The records below must be retyped exactly.

++++ Data supplied ++++

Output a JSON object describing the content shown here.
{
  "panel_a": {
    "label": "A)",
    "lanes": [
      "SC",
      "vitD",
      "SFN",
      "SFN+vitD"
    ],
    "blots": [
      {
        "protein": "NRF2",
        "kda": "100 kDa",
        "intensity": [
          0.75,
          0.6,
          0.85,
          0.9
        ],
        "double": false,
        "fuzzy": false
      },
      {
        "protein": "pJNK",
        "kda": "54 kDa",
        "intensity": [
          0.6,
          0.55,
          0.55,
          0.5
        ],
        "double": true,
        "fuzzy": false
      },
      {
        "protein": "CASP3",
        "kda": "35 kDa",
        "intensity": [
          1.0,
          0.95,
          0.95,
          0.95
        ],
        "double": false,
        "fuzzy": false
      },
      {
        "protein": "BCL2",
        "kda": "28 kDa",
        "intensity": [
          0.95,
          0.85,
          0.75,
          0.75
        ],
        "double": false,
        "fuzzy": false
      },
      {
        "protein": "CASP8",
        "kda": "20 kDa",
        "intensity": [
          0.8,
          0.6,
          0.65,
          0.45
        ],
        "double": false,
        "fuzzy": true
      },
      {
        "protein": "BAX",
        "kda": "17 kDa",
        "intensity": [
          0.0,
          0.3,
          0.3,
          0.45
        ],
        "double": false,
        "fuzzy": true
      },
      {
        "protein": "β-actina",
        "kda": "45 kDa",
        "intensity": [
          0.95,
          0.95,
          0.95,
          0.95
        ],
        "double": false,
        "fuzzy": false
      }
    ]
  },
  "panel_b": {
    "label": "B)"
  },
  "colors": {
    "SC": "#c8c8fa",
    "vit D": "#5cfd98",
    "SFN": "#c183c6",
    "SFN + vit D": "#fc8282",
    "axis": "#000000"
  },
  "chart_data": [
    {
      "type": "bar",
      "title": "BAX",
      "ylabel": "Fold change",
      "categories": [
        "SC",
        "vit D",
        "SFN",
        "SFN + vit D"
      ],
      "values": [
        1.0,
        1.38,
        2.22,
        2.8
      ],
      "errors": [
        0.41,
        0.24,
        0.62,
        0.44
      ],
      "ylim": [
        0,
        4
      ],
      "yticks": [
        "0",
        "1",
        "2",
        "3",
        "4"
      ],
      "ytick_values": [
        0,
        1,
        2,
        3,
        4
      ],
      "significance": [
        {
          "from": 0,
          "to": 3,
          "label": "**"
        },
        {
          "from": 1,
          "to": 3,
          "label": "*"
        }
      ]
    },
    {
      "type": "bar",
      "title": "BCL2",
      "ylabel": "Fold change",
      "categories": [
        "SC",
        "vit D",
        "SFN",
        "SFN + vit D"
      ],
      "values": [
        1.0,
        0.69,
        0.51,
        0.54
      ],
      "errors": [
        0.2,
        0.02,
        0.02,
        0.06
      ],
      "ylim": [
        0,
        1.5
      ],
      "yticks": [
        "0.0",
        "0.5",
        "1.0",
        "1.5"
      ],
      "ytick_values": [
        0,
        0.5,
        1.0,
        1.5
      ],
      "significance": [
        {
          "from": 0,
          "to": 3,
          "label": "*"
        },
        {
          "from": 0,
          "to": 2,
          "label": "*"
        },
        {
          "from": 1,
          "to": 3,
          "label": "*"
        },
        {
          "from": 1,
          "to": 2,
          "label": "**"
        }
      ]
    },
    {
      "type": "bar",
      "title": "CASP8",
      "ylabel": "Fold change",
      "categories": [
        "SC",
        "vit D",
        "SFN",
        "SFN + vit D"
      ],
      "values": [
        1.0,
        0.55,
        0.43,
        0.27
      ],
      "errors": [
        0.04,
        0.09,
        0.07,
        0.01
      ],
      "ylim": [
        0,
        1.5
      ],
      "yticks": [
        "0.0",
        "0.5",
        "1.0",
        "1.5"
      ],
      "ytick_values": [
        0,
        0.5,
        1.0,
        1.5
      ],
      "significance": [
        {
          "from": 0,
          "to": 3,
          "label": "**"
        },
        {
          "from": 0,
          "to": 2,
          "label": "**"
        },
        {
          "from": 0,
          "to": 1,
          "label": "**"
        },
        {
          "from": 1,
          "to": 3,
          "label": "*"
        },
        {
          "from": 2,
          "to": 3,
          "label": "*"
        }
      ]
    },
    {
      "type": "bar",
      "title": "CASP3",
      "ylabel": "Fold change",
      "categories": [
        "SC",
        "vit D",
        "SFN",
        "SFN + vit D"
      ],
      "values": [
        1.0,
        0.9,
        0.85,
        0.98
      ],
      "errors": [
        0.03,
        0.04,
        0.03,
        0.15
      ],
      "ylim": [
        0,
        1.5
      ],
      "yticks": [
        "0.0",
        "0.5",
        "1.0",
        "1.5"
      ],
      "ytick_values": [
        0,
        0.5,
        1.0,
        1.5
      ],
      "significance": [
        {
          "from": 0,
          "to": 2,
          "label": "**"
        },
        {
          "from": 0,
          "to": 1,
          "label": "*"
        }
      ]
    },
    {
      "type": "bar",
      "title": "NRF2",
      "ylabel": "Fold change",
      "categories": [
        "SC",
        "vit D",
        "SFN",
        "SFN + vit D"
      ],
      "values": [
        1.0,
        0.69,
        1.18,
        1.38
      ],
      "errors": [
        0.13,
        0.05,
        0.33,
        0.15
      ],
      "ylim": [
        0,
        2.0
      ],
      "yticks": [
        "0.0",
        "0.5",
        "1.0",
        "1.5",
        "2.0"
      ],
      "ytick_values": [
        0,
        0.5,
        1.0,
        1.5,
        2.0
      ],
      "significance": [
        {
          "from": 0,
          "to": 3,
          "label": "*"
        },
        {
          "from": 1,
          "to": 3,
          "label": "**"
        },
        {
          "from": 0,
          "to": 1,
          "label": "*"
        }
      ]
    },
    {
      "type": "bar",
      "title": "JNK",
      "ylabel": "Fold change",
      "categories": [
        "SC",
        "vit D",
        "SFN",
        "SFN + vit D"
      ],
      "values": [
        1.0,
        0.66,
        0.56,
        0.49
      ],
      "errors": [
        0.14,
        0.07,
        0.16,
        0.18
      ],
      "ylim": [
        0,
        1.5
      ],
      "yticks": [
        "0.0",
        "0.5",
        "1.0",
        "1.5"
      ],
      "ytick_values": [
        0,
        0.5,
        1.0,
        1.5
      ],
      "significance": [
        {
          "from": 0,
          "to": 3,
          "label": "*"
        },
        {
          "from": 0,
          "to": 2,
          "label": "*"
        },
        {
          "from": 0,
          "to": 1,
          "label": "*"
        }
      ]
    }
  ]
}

++++

#### Reply:
Output a JSON object describing the content shown here.
{
  "panel_a": {
    "label": "A)",
    "lanes": [
      "SC",
      "vitD",
      "SFN",
      "SFN+vitD"
    ],
    "blots": [
      {
        "protein": "NRF2",
        "kda": "100 kDa",
        "intensity": [
          0.75,
          0.6,
          0.85,
          0.9
        ],
        "double": false,
        "fuzzy": false
      },
      {
        "protein": "pJNK",
        "kda": "54 kDa",
        "intensity": [
          0.6,
          0.55,
          0.55,
          0.5
        ],
        "double": true,
        "fuzzy": false
      },
      {
        "protein": "CASP3",
        "kda": "35 kDa",
        "intensity": [
          1.0,
          0.95,
          0.95,
          0.95
        ],
        "double": false,
        "fuzzy": false
      },
      {
        "protein": "BCL2",
        "kda": "28 kDa",
        "intensity": [
          0.95,
          0.85,
          0.75,
          0.75
        ],
        "double": false,
        "fuzzy": false
      },
      {
        "protein": "CASP8",
        "kda": "20 kDa",
        "intensity": [
          0.8,
          0.6,
          0.65,
          0.45
        ],
        "double": false,
        "fuzzy": true
      },
      {
        "protein": "BAX",
        "kda": "17 kDa",
        "intensity": [
          0.0,
          0.3,
          0.3,
          0.45
        ],
        "double": false,
        "fuzzy": true
      },
      {
        "protein": "β-actina",
        "kda": "45 kDa",
        "intensity": [
          0.95,
          0.95,
          0.95,
          0.95
        ],
        "double": false,
        "fuzzy": false
      }
    ]
  },
  "panel_b": {
    "label": "B)"
  },
  "colors": {
    "SC": "#c8c8fa",
    "vit D": "#5cfd98",
    "SFN": "#c183c6",
    "SFN + vit D": "#fc8282",
    "axis": "#000000"
  },
  "chart_data": [
    {
      "type": "bar",
      "title": "BAX",
      "ylabel": "Fold change",
      "categories": [
        "SC",
        "vit D",
        "SFN",
        "SFN + vit D"
      ],
      "values": [
        1.0,
        1.38,
        2.22,
        2.8
      ],
      "errors": [
        0.41,
        0.24,
        0.62,
        0.44
      ],
      "ylim": [
        0,
        4
      ],
      "yticks": [
        "0",
        "1",
        "2",
        "3",
        "4"
      ],
      "ytick_values": [
        0,
        1,
        2,
        3,
        4
      ],
      "significance": [
        {
          "from": 0,
          "to": 3,
          "label": "**"
        },
        {
          "from": 1,
          "to": 3,
          "label": "*"
        }
      ]
    },
    {
      "type": "bar",
      "title": "BCL2",
      "ylabel": "Fold change",
      "categories": [
        "SC",
        "vit D",
        "SFN",
        "SFN + vit D"
      ],
      "values": [
        1.0,
        0.69,
        0.51,
        0.54
      ],
      "errors": [
        0.2,
        0.02,
        0.02,
        0.06
      ],
      "ylim": [
        0,
        1.5
      ],
      "yticks": [
        "0.0",
        "0.5",
        "1.0",
        "1.5"
      ],
      "ytick_values": [
        0,
        0.5,
        1.0,
        1.5
      ],
      "significance": [
        {
          "from": 0,
          "to": 3,
          "label": "*"
        },
        {
          "from": 0,
          "to": 2,
          "label": "*"
        },
        {
          "from": 1,
          "to": 3,
          "label": "*"
        },
        {
          "from": 1,
          "to": 2,
          "label": "**"
        }
      ]
    },
    {
      "type": "bar",
      "title": "CASP8",
      "ylabel": "Fold change",
      "categories": [
        "SC",
        "vit D",
        "SFN",
        "SFN + vit D"
      ],
      "values": [
        1.0,
        0.55,
        0.43,
        0.27
      ],
      "errors": [
        0.04,
        0.09,
        0.07,
        0.01
      ],
      "ylim": [
        0,
        1.5
      ],
      "yticks": [
        "0.0",
        "0.5",
        "1.0",
        "1.5"
      ],
      "ytick_values": [
        0,
        0.5,
        1.0,
        1.5
      ],
      "significance": [
        {
          "from": 0,
          "to": 3,
          "label": "**"
        },
        {
          "from": 0,
          "to": 2,
          "label": "**"
        },
        {
          "from": 0,
          "to": 1,
          "label": "**"
        },
        {
          "from": 1,
          "to": 3,
          "label": "*"
        },
        {
          "from": 2,
          "to": 3,
          "label": "*"
        }
      ]
    },
    {
      "type": "bar",
      "title": "CASP3",
      "ylabel": "Fold change",
      "categories": [
        "SC",
        "vit D",
        "SFN",
        "SFN + vit D"
      ],
      "values": [
        1.0,
        0.9,
        0.85,
        0.98
      ],
      "errors": [
        0.03,
        0.04,
        0.03,
        0.15
      ],
      "ylim": [
        0,
        1.5
      ],
      "yticks": [
        "0.0",
        "0.5",
        "1.0",
        "1.5"
      ],
      "ytick_values": [
        0,
        0.5,
        1.0,
        1.5
      ],
      "significance": [
        {
          "from": 0,
          "to": 2,
          "label": "**"
        },
        {
          "from": 0,
          "to": 1,
          "label": "*"
        }
      ]
    },
    {
      "type": "bar",
      "title": "NRF2",
      "ylabel": "Fold change",
      "categories": [
        "SC",
        "vit D",
        "SFN",
        "SFN + vit D"
      ],
      "values": [
        1.0,
        0.69,
        1.18,
        1.38
      ],
      "errors": [
        0.13,
        0.05,
        0.33,
        0.15
      ],
      "ylim": [
        0,
        2.0
      ],
      "yticks": [
        "0.0",
        "0.5",
        "1.0",
        "1.5",
        "2.0"
      ],
      "ytick_values": [
        0,
        0.5,
        1.0,
        1.5,
        2.0
      ],
      "significance": [
        {
          "from": 0,
          "to": 3,
          "label": "*"
        },
        {
          "from": 1,
          "to": 3,
          "label": "**"
        },
        {
          "from": 0,
          "to": 1,
          "label": "*"
        }
      ]
    },
    {
      "type": "bar",
      "title": "JNK",
      "ylabel": "Fold change",
      "categories": [
        "SC",
        "vit D",
        "SFN",
        "SFN + vit D"
      ],
      "values": [
        1.0,
        0.66,
        0.56,
        0.49
      ],
      "errors": [
        0.14,
        0.07,
        0.16,
        0.18
      ],
      "ylim": [
        0,
        1.5
      ],
      "yticks": [
        "0.0",
        "0.5",
        "1.0",
        "1.5"
      ],
      "ytick_values": [
        0,
        0.5,
        1.0,
        1.5
      ],
      "significance": [
        {
          "from": 0,
          "to": 3,
          "label": "*"
        },
        {
          "from": 0,
          "to": 2,
          "label": "*"
        },
        {
          "from": 0,
          "to": 1,
          "label": "*"
        }
      ]
    }
  ]
}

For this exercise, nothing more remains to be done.